**RECORDED DATA:**

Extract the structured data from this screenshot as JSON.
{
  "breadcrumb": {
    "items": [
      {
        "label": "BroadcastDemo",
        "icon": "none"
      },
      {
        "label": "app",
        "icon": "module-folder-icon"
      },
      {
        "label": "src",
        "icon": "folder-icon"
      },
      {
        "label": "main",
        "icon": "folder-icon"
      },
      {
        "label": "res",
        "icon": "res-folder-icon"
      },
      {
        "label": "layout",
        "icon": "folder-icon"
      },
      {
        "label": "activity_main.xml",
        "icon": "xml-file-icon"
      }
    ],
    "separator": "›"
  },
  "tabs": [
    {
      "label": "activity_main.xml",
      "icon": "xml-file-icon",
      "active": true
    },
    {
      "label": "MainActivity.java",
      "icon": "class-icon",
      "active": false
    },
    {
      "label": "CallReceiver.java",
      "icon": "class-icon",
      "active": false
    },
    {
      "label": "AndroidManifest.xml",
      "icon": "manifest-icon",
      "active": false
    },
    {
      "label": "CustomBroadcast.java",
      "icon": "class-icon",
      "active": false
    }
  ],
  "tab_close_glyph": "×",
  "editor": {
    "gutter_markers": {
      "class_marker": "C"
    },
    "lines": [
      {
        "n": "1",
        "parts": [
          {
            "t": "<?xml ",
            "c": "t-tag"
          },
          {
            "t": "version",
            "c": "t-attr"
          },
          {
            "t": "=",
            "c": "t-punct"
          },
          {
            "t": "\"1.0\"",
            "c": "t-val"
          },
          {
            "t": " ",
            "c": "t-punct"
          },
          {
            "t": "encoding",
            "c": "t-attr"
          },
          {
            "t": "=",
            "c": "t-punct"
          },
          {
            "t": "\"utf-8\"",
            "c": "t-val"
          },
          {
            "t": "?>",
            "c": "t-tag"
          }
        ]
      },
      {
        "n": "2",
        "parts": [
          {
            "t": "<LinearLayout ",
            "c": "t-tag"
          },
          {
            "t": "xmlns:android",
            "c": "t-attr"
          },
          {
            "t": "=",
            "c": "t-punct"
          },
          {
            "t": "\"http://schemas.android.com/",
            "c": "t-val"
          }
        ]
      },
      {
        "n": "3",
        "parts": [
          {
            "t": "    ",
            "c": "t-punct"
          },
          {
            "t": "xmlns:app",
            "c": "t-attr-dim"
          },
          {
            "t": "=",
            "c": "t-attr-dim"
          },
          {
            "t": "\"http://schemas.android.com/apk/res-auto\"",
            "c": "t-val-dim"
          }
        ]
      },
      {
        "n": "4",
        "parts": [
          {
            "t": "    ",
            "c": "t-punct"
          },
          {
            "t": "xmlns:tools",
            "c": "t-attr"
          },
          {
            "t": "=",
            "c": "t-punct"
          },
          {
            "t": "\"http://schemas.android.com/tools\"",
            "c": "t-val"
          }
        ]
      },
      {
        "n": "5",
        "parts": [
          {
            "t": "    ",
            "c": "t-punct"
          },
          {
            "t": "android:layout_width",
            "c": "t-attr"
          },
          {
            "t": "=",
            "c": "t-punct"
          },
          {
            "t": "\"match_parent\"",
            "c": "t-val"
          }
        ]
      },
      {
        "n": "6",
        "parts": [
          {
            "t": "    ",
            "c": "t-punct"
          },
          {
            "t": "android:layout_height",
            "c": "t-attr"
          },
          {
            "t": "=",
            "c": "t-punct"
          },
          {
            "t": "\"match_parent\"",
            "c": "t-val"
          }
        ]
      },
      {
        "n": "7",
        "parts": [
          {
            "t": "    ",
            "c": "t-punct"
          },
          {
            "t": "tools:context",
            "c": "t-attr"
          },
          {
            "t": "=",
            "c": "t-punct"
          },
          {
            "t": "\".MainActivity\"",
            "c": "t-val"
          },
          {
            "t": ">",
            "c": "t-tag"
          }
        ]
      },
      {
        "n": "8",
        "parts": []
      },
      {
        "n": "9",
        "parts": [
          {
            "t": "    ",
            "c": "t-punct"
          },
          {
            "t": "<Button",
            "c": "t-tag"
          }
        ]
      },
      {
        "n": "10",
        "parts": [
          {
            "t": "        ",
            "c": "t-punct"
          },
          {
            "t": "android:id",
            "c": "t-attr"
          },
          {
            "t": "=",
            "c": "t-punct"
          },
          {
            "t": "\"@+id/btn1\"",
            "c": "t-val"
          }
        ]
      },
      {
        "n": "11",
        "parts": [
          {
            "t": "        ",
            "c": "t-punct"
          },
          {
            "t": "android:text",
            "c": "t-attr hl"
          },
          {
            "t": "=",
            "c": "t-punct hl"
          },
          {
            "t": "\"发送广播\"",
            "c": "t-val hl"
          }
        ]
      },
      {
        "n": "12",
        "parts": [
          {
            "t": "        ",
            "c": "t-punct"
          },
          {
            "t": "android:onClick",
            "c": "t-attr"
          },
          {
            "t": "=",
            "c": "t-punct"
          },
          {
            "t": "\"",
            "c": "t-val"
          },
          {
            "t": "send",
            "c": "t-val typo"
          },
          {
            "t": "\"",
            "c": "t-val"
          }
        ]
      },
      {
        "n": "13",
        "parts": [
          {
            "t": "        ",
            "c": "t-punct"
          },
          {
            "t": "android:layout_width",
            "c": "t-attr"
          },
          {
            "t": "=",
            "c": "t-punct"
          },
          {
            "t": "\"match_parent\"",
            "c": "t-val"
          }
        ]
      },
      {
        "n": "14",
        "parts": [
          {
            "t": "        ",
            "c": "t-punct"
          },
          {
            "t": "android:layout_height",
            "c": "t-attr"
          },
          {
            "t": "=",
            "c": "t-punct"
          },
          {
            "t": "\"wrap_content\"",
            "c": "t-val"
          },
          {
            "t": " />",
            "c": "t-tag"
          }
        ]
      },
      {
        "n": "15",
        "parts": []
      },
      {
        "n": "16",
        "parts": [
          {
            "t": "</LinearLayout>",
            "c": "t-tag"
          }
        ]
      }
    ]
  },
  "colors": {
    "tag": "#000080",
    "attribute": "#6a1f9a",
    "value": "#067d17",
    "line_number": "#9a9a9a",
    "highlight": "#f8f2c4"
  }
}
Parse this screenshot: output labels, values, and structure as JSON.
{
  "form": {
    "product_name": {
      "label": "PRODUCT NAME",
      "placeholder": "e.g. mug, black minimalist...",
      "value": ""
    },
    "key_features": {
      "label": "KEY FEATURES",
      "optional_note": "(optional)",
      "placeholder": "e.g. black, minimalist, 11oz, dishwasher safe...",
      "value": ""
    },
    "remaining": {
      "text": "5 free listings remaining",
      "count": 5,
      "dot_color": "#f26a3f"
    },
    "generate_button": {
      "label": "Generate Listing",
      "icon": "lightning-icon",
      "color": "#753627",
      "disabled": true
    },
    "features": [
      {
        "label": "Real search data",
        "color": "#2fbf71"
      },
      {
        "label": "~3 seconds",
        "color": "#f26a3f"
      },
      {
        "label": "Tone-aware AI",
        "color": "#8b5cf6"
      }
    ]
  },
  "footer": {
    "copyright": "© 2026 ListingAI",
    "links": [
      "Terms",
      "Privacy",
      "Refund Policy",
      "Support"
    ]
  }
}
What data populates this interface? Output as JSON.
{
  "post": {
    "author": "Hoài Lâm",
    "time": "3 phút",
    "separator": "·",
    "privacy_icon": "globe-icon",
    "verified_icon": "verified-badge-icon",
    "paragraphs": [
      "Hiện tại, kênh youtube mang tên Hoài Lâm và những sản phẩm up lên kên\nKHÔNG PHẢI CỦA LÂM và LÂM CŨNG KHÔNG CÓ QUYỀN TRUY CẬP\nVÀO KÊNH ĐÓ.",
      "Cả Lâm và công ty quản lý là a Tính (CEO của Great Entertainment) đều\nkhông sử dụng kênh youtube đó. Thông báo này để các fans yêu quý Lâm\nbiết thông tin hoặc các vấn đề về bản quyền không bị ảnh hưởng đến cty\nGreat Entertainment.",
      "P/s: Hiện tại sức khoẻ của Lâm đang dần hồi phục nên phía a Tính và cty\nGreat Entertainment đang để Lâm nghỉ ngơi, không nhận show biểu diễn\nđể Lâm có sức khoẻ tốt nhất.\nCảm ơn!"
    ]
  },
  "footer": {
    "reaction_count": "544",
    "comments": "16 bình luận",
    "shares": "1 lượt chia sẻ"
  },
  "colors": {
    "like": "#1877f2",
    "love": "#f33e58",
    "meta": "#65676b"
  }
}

**WHAT IS BEING ASKED:** Reproduce only those lines of the entries above that run from the line with "What data populates" to the final line.

**EXERCISE SOLUTION:**
What data populates this interface? Output as JSON.
{
  "post": {
    "author": "Hoài Lâm",
    "time": "3 phút",
    "separator": "·",
    "privacy_icon": "globe-icon",
    "verified_icon": "verified-badge-icon",
    "paragraphs": [
      "Hiện tại, kênh youtube mang tên Hoài Lâm và những sản phẩm up lên kên\nKHÔNG PHẢI CỦA LÂM và LÂM CŨNG KHÔNG CÓ QUYỀN TRUY CẬP\nVÀO KÊNH ĐÓ.",
      "Cả Lâm và công ty quản lý là a Tính (CEO của Great Entertainment) đều\nkhông sử dụng kênh youtube đó. Thông báo này để các fans yêu quý Lâm\nbiết thông tin hoặc các vấn đề về bản quyền không bị ảnh hưởng đến cty\nGreat Entertainment.",
      "P/s: Hiện tại sức khoẻ của Lâm đang dần hồi phục nên phía a Tính và cty\nGreat Entertainment đang để Lâm nghỉ ngơi, không nhận show biểu diễn\nđể Lâm có sức khoẻ tốt nhất.\nCảm ơn!"
    ]
  },
  "footer": {
    "reaction_count": "544",
    "comments": "16 bình luận",
    "shares": "1 lượt chia sẻ"
  },
  "colors": {
    "like": "#1877f2",
    "love": "#f33e58",
    "meta": "#65676b"
  }
}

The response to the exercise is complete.